- WYBRANY TEKST
##############################

Przy ocenie powyższej kwestii należy odwołać się do orzecznictwa Trybunału Sprawiedliwości Unii Europejskiej dotyczącego wykładni art. 4 ust. 2 dyrektywy Rady 93/13/EWG z dnia 5 kwietnia 1993 r. w sprawie nieuczciwych warunków w umowach konsumenckich (Dz.U. 1993, L 95, s. 29). Wskazywany artykuł stanowi, że ocena nieuczciwego charakteru warunków nie dotyczy ani określenia głównego przedmiotu umowy, ani relacji ceny i wynagrodzenia do dostarczonych w zamian towarów lub usług, o ile warunki te zostały wyrażone prostym i zrozumiałym językiem. Wprawdzie powyższe orzeczenie dotyczyło sytuacji w której kredytobiorcy zaciągnęli i spłacali kredyt w innej walucie niż ta w której uzyskiwali zarobki, ale niewątpliwie stanowi wskazówkę interpretacyjną mającą zastosowanie w niniejszej sprawie. Jak wskazał Trybunał artykuł 4 ust. 2 dyrektywy 93/13 należy interpretować w ten sposób, że wymóg wyrażenia warunku umownego prostym i zrozumiałym językiem oznacza, że w wypadku umów kredytowych instytucje finansowe muszą zapewnić kredytobiorcom informacje wystarczające do podjęcia przez nich świadomych i rozważnych decyzji. W tym względzie wymóg ów oznacza, że warunek dotyczący spłaty kredytu w tej samej walucie obcej co waluta, w której kredyt został zaciągnięty, musi zostać zrozumiany przez konsumenta zarówno w aspekcie formalnym i gramatycznym, jak i w odniesieniu do jego konkretnego zakresu, tak aby właściwie poinformowany oraz dostatecznie uważny i rozsądny przeciętny konsument mógł nie tylko dowiedzieć się o możliwości wzrostu lub spadku wartości waluty obcej, w której kredyt został zaciągnięty, ale również oszacować – potencjalnie istotne – konsekwencje ekonomiczne takiego warunku dla swoich zobowiązań finansowych. Do sądu krajowego należy dokonanie niezbędnych ustaleń w tym zakresie.

Zmiany kursów CHF od lat 2007 – 2008, kiedy to kurs tej waluty w stosunku do PLN utrzymywał się na niskim, stabilnym poziomie wskazuje jak istotną dla oceny ryzyka zaciągnięcia przez konsumenta kredytu powiązanego z tą walutą była pełna i szczegółowa informacja banku o ryzykach jakie niesie za sobą zaciągnięcie kredytu indeksowanego (lub denominowanego) do CHF. Było to istotne tym bardziej, że wykreowany umową stosunek prawny miał trwać aż 40 lat, co zwiększało ryzyko zaistnienia zmian kursu CHF trudnych do wyobrażenia przez konsumenta w dacie zawierania umowy.

##############################

- ZADANIE DO WYKONANIA 1
Proszę przepisać bez zmian fragment wybranego tekstu od słów „Zmiany kursów CHF” aż do słów „dacie zawierania umowy.”.
- ZADANIE DO WYKONANIA 2
Jak długo, według wybranego tekstu, miał trwać stosunek prawny wykreowany umową kredytu?
- ZADANIE DO WYKONANIA 3
Wyjaśnij na podstawie wybranego tekstu, dlaczego pełna i szczegółowa informacja banku o ryzykach była tym bardziej istotna.

- LISTA WIERSZY
##############################

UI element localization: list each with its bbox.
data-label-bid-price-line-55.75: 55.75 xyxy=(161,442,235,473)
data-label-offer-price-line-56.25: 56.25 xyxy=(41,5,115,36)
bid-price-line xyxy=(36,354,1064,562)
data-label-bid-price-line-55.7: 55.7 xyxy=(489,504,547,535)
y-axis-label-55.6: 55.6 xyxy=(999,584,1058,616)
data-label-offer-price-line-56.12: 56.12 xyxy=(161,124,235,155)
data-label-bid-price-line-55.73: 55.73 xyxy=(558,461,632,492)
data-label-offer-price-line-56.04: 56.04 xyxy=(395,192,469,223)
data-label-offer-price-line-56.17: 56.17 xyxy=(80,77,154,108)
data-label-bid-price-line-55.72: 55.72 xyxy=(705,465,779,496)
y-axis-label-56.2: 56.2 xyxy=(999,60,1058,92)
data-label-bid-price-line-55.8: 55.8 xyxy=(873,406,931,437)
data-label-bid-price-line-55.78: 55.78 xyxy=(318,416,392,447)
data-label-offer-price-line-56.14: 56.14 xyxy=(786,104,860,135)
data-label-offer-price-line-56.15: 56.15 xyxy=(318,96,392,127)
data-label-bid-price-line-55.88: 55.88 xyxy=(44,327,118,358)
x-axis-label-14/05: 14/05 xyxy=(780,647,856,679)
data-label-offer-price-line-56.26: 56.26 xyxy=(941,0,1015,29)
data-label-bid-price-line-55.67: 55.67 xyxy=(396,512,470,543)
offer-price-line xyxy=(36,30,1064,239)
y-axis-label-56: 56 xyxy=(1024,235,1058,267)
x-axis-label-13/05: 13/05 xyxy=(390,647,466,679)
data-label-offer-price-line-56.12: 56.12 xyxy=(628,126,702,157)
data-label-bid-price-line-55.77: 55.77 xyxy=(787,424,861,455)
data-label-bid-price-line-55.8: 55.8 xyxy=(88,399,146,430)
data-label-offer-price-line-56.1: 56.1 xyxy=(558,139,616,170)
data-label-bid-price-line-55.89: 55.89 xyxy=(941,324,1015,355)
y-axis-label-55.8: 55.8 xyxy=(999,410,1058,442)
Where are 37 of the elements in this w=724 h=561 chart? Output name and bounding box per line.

##############################

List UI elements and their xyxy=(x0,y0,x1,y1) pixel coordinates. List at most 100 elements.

##############################

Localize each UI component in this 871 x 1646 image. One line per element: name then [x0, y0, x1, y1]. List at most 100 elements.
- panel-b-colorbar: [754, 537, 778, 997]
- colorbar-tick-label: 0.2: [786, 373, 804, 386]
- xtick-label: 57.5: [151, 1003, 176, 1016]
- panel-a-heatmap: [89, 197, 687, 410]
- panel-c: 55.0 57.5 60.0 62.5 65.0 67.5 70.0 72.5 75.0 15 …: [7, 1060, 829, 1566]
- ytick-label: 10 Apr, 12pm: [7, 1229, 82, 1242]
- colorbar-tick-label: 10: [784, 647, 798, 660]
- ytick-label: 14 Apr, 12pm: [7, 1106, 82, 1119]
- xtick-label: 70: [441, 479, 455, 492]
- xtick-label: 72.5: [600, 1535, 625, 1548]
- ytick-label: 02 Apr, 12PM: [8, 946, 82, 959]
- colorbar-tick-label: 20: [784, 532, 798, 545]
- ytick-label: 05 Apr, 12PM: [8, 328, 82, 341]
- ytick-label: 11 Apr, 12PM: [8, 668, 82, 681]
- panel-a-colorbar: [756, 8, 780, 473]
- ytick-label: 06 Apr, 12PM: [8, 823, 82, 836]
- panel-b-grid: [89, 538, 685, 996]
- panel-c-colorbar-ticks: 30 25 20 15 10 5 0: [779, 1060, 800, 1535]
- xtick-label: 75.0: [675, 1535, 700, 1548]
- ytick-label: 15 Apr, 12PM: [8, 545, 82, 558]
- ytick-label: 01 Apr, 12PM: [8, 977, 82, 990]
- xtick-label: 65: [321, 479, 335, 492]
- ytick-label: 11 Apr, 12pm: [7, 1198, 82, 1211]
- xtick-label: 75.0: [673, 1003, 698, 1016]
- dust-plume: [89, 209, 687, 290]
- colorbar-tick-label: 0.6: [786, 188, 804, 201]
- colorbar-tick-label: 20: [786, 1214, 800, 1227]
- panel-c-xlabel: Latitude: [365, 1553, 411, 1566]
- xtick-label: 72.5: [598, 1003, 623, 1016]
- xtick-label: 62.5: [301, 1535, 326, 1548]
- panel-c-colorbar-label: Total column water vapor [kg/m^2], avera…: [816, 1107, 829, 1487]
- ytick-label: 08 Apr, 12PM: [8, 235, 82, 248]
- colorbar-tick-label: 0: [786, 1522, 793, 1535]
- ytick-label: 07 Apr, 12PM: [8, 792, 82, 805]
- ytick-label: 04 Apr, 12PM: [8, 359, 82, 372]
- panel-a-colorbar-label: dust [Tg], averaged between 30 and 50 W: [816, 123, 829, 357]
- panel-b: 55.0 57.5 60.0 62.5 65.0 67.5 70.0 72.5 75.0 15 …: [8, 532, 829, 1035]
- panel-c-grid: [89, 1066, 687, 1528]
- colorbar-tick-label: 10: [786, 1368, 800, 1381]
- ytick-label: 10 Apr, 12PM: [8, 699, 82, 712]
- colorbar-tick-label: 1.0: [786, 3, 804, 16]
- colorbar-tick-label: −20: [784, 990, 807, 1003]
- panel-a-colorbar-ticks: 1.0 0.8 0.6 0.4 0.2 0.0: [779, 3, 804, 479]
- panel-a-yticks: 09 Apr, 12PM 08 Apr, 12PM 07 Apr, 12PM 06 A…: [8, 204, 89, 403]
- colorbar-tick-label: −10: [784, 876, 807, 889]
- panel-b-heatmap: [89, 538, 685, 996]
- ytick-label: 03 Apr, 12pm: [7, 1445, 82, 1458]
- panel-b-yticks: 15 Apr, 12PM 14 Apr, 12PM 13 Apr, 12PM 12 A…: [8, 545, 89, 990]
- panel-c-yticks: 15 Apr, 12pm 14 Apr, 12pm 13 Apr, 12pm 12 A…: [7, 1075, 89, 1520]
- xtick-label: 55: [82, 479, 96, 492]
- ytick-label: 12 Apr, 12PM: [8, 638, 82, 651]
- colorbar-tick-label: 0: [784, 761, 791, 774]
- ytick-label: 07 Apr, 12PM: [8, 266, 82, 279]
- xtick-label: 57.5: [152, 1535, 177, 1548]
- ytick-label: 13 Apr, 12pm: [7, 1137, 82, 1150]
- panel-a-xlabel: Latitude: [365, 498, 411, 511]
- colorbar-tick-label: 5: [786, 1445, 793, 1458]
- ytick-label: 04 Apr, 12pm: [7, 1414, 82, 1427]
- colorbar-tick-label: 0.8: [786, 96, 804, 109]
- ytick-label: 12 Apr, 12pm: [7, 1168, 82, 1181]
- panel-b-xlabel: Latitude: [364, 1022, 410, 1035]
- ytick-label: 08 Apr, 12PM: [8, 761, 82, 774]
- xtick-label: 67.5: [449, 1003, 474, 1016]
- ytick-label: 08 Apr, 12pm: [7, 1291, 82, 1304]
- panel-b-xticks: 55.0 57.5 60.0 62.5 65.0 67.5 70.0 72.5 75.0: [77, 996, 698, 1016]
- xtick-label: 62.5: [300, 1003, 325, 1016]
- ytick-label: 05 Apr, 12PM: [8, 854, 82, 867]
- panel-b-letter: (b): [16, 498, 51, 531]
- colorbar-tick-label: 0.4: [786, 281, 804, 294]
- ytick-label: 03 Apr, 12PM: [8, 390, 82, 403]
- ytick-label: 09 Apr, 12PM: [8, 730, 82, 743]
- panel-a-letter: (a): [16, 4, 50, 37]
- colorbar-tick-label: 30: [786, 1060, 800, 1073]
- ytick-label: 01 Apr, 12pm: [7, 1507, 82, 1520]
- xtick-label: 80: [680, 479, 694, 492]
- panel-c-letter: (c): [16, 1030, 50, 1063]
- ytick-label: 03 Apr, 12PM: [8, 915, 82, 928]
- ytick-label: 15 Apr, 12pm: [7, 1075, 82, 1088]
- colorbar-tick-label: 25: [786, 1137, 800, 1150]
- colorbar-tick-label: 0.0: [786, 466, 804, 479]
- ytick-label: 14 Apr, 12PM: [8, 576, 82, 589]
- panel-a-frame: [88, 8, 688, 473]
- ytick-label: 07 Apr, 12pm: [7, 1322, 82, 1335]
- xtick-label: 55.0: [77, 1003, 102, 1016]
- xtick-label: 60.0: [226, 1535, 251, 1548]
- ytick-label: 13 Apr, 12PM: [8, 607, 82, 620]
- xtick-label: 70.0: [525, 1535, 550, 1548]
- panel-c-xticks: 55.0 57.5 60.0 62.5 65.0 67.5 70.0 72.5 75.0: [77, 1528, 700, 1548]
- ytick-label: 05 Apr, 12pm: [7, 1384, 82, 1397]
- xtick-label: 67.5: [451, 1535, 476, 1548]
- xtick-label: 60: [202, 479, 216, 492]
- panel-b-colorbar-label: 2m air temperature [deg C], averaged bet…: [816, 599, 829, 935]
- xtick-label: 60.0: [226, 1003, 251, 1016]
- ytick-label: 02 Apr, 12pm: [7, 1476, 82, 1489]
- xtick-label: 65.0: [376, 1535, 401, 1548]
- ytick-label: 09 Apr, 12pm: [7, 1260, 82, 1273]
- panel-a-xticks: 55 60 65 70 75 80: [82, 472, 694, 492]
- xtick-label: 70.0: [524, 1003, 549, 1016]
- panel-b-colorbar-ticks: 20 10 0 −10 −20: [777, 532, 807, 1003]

##############################

- GOTOWA ODPOWIEDŹ 1
Zmiany kursów CHF od lat 2007 – 2008, kiedy to kurs tej waluty w stosunku do PLN utrzymywał się na niskim, stabilnym poziomie wskazuje jak istotną dla oceny ryzyka zaciągnięcia przez konsumenta kredytu powiązanego z tą walutą była pełna i szczegółowa informacja banku o ryzykach jakie niesie za sobą zaciągnięcie kredytu indeksowanego (lub denominowanego) do CHF. Było to istotne tym bardziej, że wykreowany umową stosunek prawny miał trwać aż 40 lat, co zwiększało ryzyko zaistnienia zmian kursu CHF trudnych do wyobrażenia przez konsumenta w dacie zawierania umowy.

- GOTOWA ODPOWIEDŹ 2
Aż 40 lat.

- GOTOWA ODPOWIEDŹ 3
Stosunek prawny wykreowany umową miał trwać aż 40 lat. Zwiększało to ryzyko zmian kursu CHF, które w dacie zawierania umowy były dla konsumenta trudne do wyobrażenia.